[TASK DATA]:
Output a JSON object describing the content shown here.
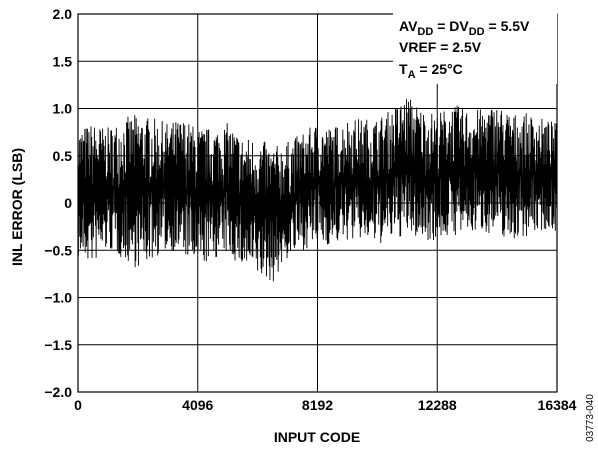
{
  "chart_data": {
    "type": "line",
    "title": "",
    "xlabel": "INPUT CODE",
    "ylabel": "INL ERROR (LSB)",
    "xlim": [
      0,
      16384
    ],
    "ylim": [
      -2.0,
      2.0
    ],
    "x_ticks": [
      "0",
      "4096",
      "8192",
      "12288",
      "16384"
    ],
    "y_ticks": [
      "2.0",
      "1.5",
      "1.0",
      "0.5",
      "0",
      "−0.5",
      "−1.0",
      "−1.5",
      "−2.0"
    ],
    "grid": true,
    "annotations": {
      "line1": {
        "a": "AV",
        "a_sub": "DD",
        "b": " = DV",
        "b_sub": "DD",
        "c": " = 5.5V"
      },
      "line2": "VREF = 2.5V",
      "line3": {
        "a": "T",
        "a_sub": "A",
        "b": " = 25°C"
      }
    },
    "series": [
      {
        "color": "#000000",
        "x": [
          0,
          512,
          1024,
          1536,
          2048,
          2560,
          3072,
          3584,
          4096,
          4608,
          5120,
          5632,
          6144,
          6656,
          7168,
          7680,
          8192,
          8704,
          9216,
          9728,
          10240,
          10752,
          11264,
          11776,
          12288,
          12800,
          13312,
          13824,
          14336,
          14848,
          15360,
          15872,
          16384
        ],
        "upper": [
          0.8,
          0.85,
          0.8,
          0.9,
          0.95,
          0.9,
          0.85,
          0.9,
          0.8,
          0.8,
          0.85,
          0.7,
          0.7,
          0.6,
          0.65,
          0.75,
          0.85,
          0.8,
          0.9,
          0.9,
          0.9,
          1.0,
          1.15,
          1.0,
          0.95,
          1.05,
          1.0,
          1.0,
          1.05,
          0.95,
          0.95,
          0.9,
          0.85
        ],
        "lower": [
          -0.6,
          -0.65,
          -0.5,
          -0.6,
          -0.7,
          -0.6,
          -0.5,
          -0.55,
          -0.7,
          -0.6,
          -0.55,
          -0.7,
          -0.8,
          -0.85,
          -0.6,
          -0.5,
          -0.45,
          -0.45,
          -0.4,
          -0.4,
          -0.45,
          -0.4,
          -0.35,
          -0.4,
          -0.4,
          -0.35,
          -0.35,
          -0.3,
          -0.35,
          -0.4,
          -0.35,
          -0.3,
          -0.3
        ]
      }
    ]
  },
  "figure_id": "03773-040"
}
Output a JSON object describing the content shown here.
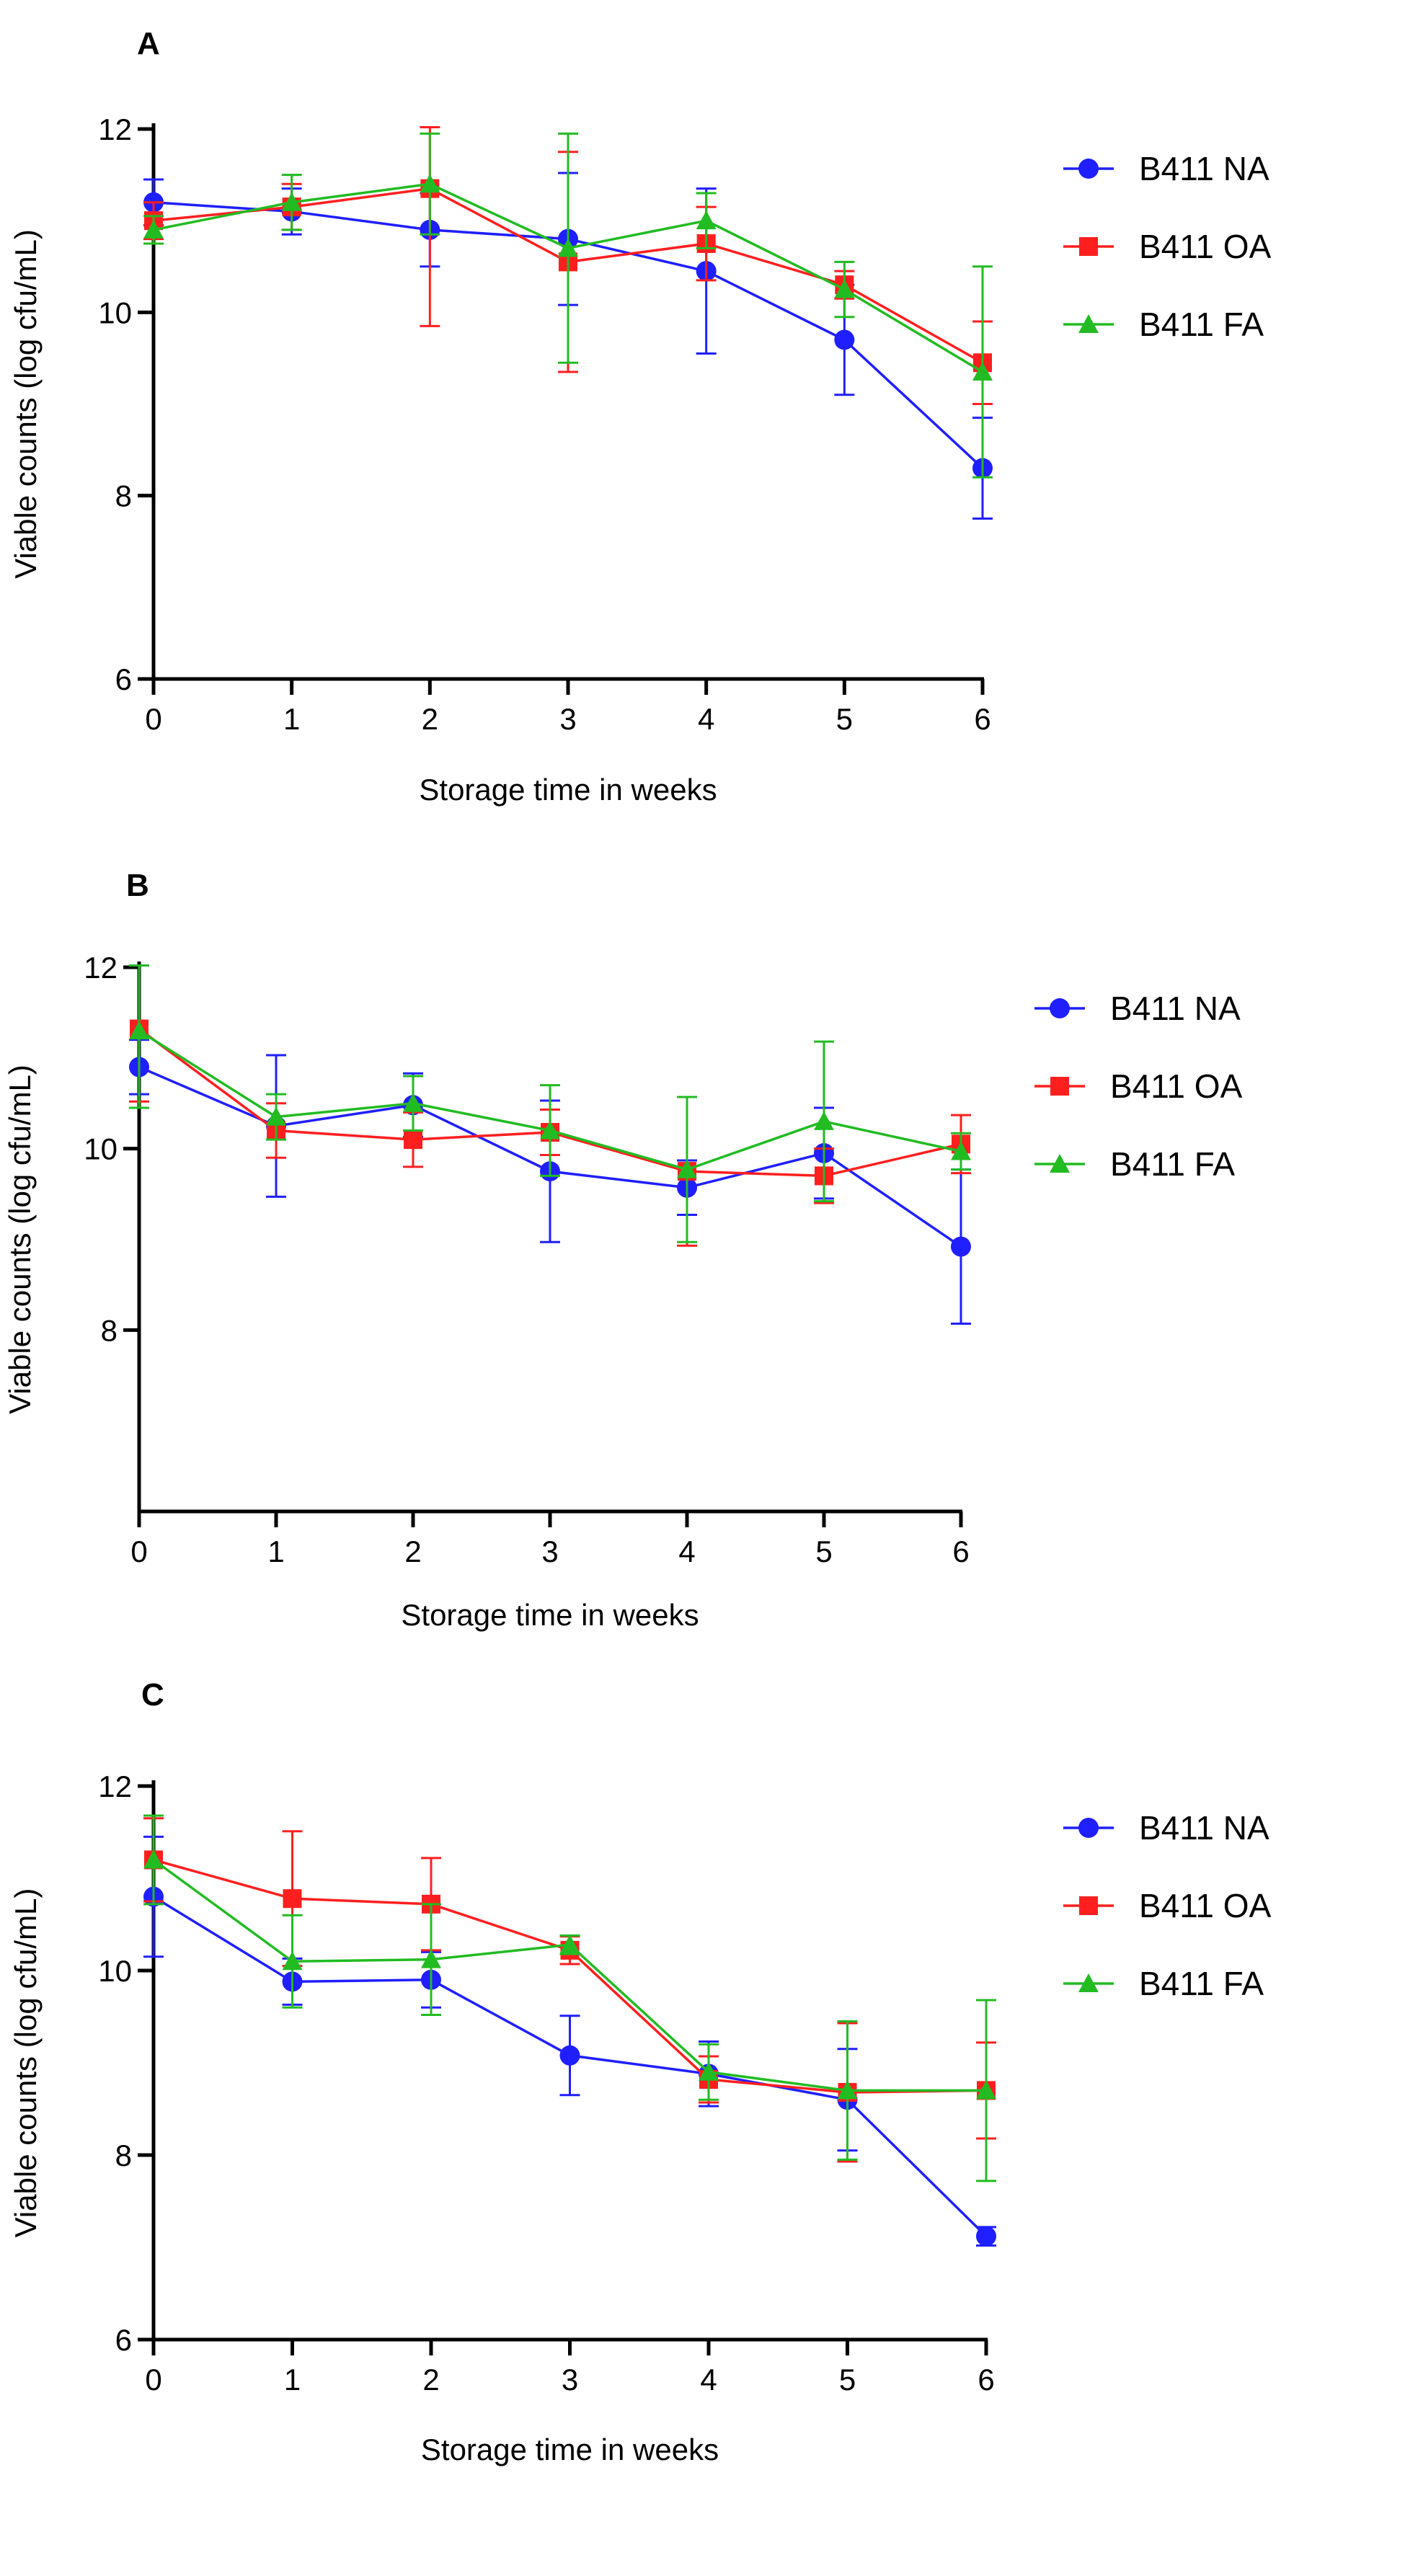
{
  "chart_data": [
    {
      "type": "line",
      "panel_label": "A",
      "xlabel": "Storage time in weeks",
      "ylabel": "Viable counts (log cfu/mL)",
      "x": [
        0,
        1,
        2,
        3,
        4,
        5,
        6
      ],
      "x_ticks": [
        "0",
        "1",
        "2",
        "3",
        "4",
        "5",
        "6"
      ],
      "y_ticks": [
        "6",
        "8",
        "10",
        "12"
      ],
      "ylim": [
        6,
        12
      ],
      "xlim": [
        0,
        6
      ],
      "legend_position": "right",
      "series": [
        {
          "name": "B411 NA",
          "color": "#1f1fff",
          "marker": "circle",
          "values": [
            11.2,
            11.1,
            10.9,
            10.8,
            10.45,
            9.7,
            8.3
          ],
          "errors": [
            0.25,
            0.25,
            0.4,
            0.72,
            0.9,
            0.6,
            0.55
          ]
        },
        {
          "name": "B411 OA",
          "color": "#ff1f1f",
          "marker": "square",
          "values": [
            11.0,
            11.15,
            11.35,
            10.55,
            10.75,
            10.3,
            9.45
          ],
          "errors": [
            0.2,
            0.25,
            1.5,
            1.2,
            0.4,
            0.15,
            0.45
          ]
        },
        {
          "name": "B411 FA",
          "color": "#22bb22",
          "marker": "triangle",
          "values": [
            10.9,
            11.2,
            11.4,
            10.7,
            11.0,
            10.25,
            9.35
          ],
          "errors": [
            0.15,
            0.3,
            0.55,
            1.25,
            0.3,
            0.3,
            1.15
          ]
        }
      ]
    },
    {
      "type": "line",
      "panel_label": "B",
      "xlabel": "Storage time in weeks",
      "ylabel": "Viable counts (log cfu/mL)",
      "x": [
        0,
        1,
        2,
        3,
        4,
        5,
        6
      ],
      "x_ticks": [
        "0",
        "1",
        "2",
        "3",
        "4",
        "5",
        "6"
      ],
      "y_ticks": [
        "8",
        "10",
        "12"
      ],
      "ylim": [
        6,
        12
      ],
      "xlim": [
        0,
        6
      ],
      "legend_position": "right",
      "series": [
        {
          "name": "B411 NA",
          "color": "#1f1fff",
          "marker": "circle",
          "values": [
            10.9,
            10.25,
            10.48,
            9.75,
            9.57,
            9.95,
            8.92
          ],
          "errors": [
            0.3,
            0.78,
            0.35,
            0.78,
            0.3,
            0.5,
            0.85
          ]
        },
        {
          "name": "B411 OA",
          "color": "#ff1f1f",
          "marker": "square",
          "values": [
            11.32,
            10.2,
            10.1,
            10.18,
            9.75,
            9.7,
            10.05
          ],
          "errors": [
            0.8,
            0.3,
            0.3,
            0.25,
            0.82,
            0.3,
            0.32
          ]
        },
        {
          "name": "B411 FA",
          "color": "#22bb22",
          "marker": "triangle",
          "values": [
            11.3,
            10.35,
            10.5,
            10.2,
            9.77,
            10.3,
            9.97
          ],
          "errors": [
            0.85,
            0.25,
            0.3,
            0.5,
            0.8,
            0.88,
            0.2
          ]
        }
      ]
    },
    {
      "type": "line",
      "panel_label": "C",
      "xlabel": "Storage time in weeks",
      "ylabel": "Viable counts (log cfu/mL)",
      "x": [
        0,
        1,
        2,
        3,
        4,
        5,
        6
      ],
      "x_ticks": [
        "0",
        "1",
        "2",
        "3",
        "4",
        "5",
        "6"
      ],
      "y_ticks": [
        "6",
        "8",
        "10",
        "12"
      ],
      "ylim": [
        6,
        12
      ],
      "xlim": [
        0,
        6
      ],
      "legend_position": "right",
      "series": [
        {
          "name": "B411 NA",
          "color": "#1f1fff",
          "marker": "circle",
          "values": [
            10.8,
            9.88,
            9.9,
            9.08,
            8.88,
            8.6,
            7.12
          ],
          "errors": [
            0.65,
            0.25,
            0.3,
            0.43,
            0.35,
            0.55,
            0.1
          ]
        },
        {
          "name": "B411 OA",
          "color": "#ff1f1f",
          "marker": "square",
          "values": [
            11.2,
            10.78,
            10.72,
            10.22,
            8.82,
            8.68,
            8.7
          ],
          "errors": [
            0.45,
            0.73,
            0.5,
            0.15,
            0.25,
            0.75,
            0.52
          ]
        },
        {
          "name": "B411 FA",
          "color": "#22bb22",
          "marker": "triangle",
          "values": [
            11.2,
            10.1,
            10.12,
            10.28,
            8.9,
            8.7,
            8.7
          ],
          "errors": [
            0.48,
            0.5,
            0.6,
            0.1,
            0.3,
            0.75,
            0.98
          ]
        }
      ]
    }
  ]
}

[WHAT TO DO]:
Do not include the images; transcribe the rest of the listing exactly.

[TASK OUTPUT]:
Output a JSON object describing the content shown here.
{
  "chart_data": {
    "type": "line",
    "title": "",
    "xlabel": "INPUT CODE",
    "ylabel": "INL ERROR (LSB)",
    "xlim": [
      0,
      16384
    ],
    "ylim": [
      -2.0,
      2.0
    ],
    "x_ticks": [
      "0",
      "4096",
      "8192",
      "12288",
      "16384"
    ],
    "y_ticks": [
      "2.0",
      "1.5",
      "1.0",
      "0.5",
      "0",
      "−0.5",
      "−1.0",
      "−1.5",
      "−2.0"
    ],
    "grid": true,
    "annotations": {
      "line1": {
        "a": "AV",
        "a_sub": "DD",
        "b": " = DV",
        "b_sub": "DD",
        "c": " = 5.5V"
      },
      "line2": "VREF = 2.5V",
      "line3": {
        "a": "T",
        "a_sub": "A",
        "b": " = 25°C"
      }
    },
    "series": [
      {
        "color": "#000000",
        "x": [
          0,
          512,
          1024,
          1536,
          2048,
          2560,
          3072,
          3584,
          4096,
          4608,
          5120,
          5632,
          6144,
          6656,
          7168,
          7680,
          8192,
          8704,
          9216,
          9728,
          10240,
          10752,
          11264,
          11776,
          12288,
          12800,
          13312,
          13824,
          14336,
          14848,
          15360,
          15872,
          16384
        ],
        "upper": [
          0.8,
          0.85,
          0.8,
          0.9,
          0.95,
          0.9,
          0.85,
          0.9,
          0.8,
          0.8,
          0.85,
          0.7,
          0.7,
          0.6,
          0.65,
          0.75,
          0.85,
          0.8,
          0.9,
          0.9,
          0.9,
          1.0,
          1.15,
          1.0,
          0.95,
          1.05,
          1.0,
          1.0,
          1.05,
          0.95,
          0.95,
          0.9,
          0.85
        ],
        "lower": [
          -0.6,
          -0.65,
          -0.5,
          -0.6,
          -0.7,
          -0.6,
          -0.5,
          -0.55,
          -0.7,
          -0.6,
          -0.55,
          -0.7,
          -0.8,
          -0.85,
          -0.6,
          -0.5,
          -0.45,
          -0.45,
          -0.4,
          -0.4,
          -0.45,
          -0.4,
          -0.35,
          -0.4,
          -0.4,
          -0.35,
          -0.35,
          -0.3,
          -0.35,
          -0.4,
          -0.35,
          -0.3,
          -0.3
        ]
      }
    ]
  },
  "figure_id": "03773-040"
}
Output a JSON object describing the content shown here.
{
  "chart_data": [
    {
      "type": "line",
      "panel_label": "A",
      "xlabel": "Storage time in weeks",
      "ylabel": "Viable counts (log cfu/mL)",
      "x": [
        0,
        1,
        2,
        3,
        4,
        5,
        6
      ],
      "x_ticks": [
        "0",
        "1",
        "2",
        "3",
        "4",
        "5",
        "6"
      ],
      "y_ticks": [
        "6",
        "8",
        "10",
        "12"
      ],
      "ylim": [
        6,
        12
      ],
      "xlim": [
        0,
        6
      ],
      "legend_position": "right",
      "series": [
        {
          "name": "B411 NA",
          "color": "#1f1fff",
          "marker": "circle",
          "values": [
            11.2,
            11.1,
            10.9,
            10.8,
            10.45,
            9.7,
            8.3
          ],
          "errors": [
            0.25,
            0.25,
            0.4,
            0.72,
            0.9,
            0.6,
            0.55
          ]
        },
        {
          "name": "B411 OA",
          "color": "#ff1f1f",
          "marker": "square",
          "values": [
            11.0,
            11.15,
            11.35,
            10.55,
            10.75,
            10.3,
            9.45
          ],
          "errors": [
            0.2,
            0.25,
            1.5,
            1.2,
            0.4,
            0.15,
            0.45
          ]
        },
        {
          "name": "B411 FA",
          "color": "#22bb22",
          "marker": "triangle",
          "values": [
            10.9,
            11.2,
            11.4,
            10.7,
            11.0,
            10.25,
            9.35
          ],
          "errors": [
            0.15,
            0.3,
            0.55,
            1.25,
            0.3,
            0.3,
            1.15
          ]
        }
      ]
    },
    {
      "type": "line",
      "panel_label": "B",
      "xlabel": "Storage time in weeks",
      "ylabel": "Viable counts (log cfu/mL)",
      "x": [
        0,
        1,
        2,
        3,
        4,
        5,
        6
      ],
      "x_ticks": [
        "0",
        "1",
        "2",
        "3",
        "4",
        "5",
        "6"
      ],
      "y_ticks": [
        "8",
        "10",
        "12"
      ],
      "ylim": [
        6,
        12
      ],
      "xlim": [
        0,
        6
      ],
      "legend_position": "right",
      "series": [
        {
          "name": "B411 NA",
          "color": "#1f1fff",
          "marker": "circle",
          "values": [
            10.9,
            10.25,
            10.48,
            9.75,
            9.57,
            9.95,
            8.92
          ],
          "errors": [
            0.3,
            0.78,
            0.35,
            0.78,
            0.3,
            0.5,
            0.85
          ]
        },
        {
          "name": "B411 OA",
          "color": "#ff1f1f",
          "marker": "square",
          "values": [
            11.32,
            10.2,
            10.1,
            10.18,
            9.75,
            9.7,
            10.05
          ],
          "errors": [
            0.8,
            0.3,
            0.3,
            0.25,
            0.82,
            0.3,
            0.32
          ]
        },
        {
          "name": "B411 FA",
          "color": "#22bb22",
          "marker": "triangle",
          "values": [
            11.3,
            10.35,
            10.5,
            10.2,
            9.77,
            10.3,
            9.97
          ],
          "errors": [
            0.85,
            0.25,
            0.3,
            0.5,
            0.8,
            0.88,
            0.2
          ]
        }
      ]
    },
    {
      "type": "line",
      "panel_label": "C",
      "xlabel": "Storage time in weeks",
      "ylabel": "Viable counts (log cfu/mL)",
      "x": [
        0,
        1,
        2,
        3,
        4,
        5,
        6
      ],
      "x_ticks": [
        "0",
        "1",
        "2",
        "3",
        "4",
        "5",
        "6"
      ],
      "y_ticks": [
        "6",
        "8",
        "10",
        "12"
      ],
      "ylim": [
        6,
        12
      ],
      "xlim": [
        0,
        6
      ],
      "legend_position": "right",
      "series": [
        {
          "name": "B411 NA",
          "color": "#1f1fff",
          "marker": "circle",
          "values": [
            10.8,
            9.88,
            9.9,
            9.08,
            8.88,
            8.6,
            7.12
          ],
          "errors": [
            0.65,
            0.25,
            0.3,
            0.43,
            0.35,
            0.55,
            0.1
          ]
        },
        {
          "name": "B411 OA",
          "color": "#ff1f1f",
          "marker": "square",
          "values": [
            11.2,
            10.78,
            10.72,
            10.22,
            8.82,
            8.68,
            8.7
          ],
          "errors": [
            0.45,
            0.73,
            0.5,
            0.15,
            0.25,
            0.75,
            0.52
          ]
        },
        {
          "name": "B411 FA",
          "color": "#22bb22",
          "marker": "triangle",
          "values": [
            11.2,
            10.1,
            10.12,
            10.28,
            8.9,
            8.7,
            8.7
          ],
          "errors": [
            0.48,
            0.5,
            0.6,
            0.1,
            0.3,
            0.75,
            0.98
          ]
        }
      ]
    }
  ]
}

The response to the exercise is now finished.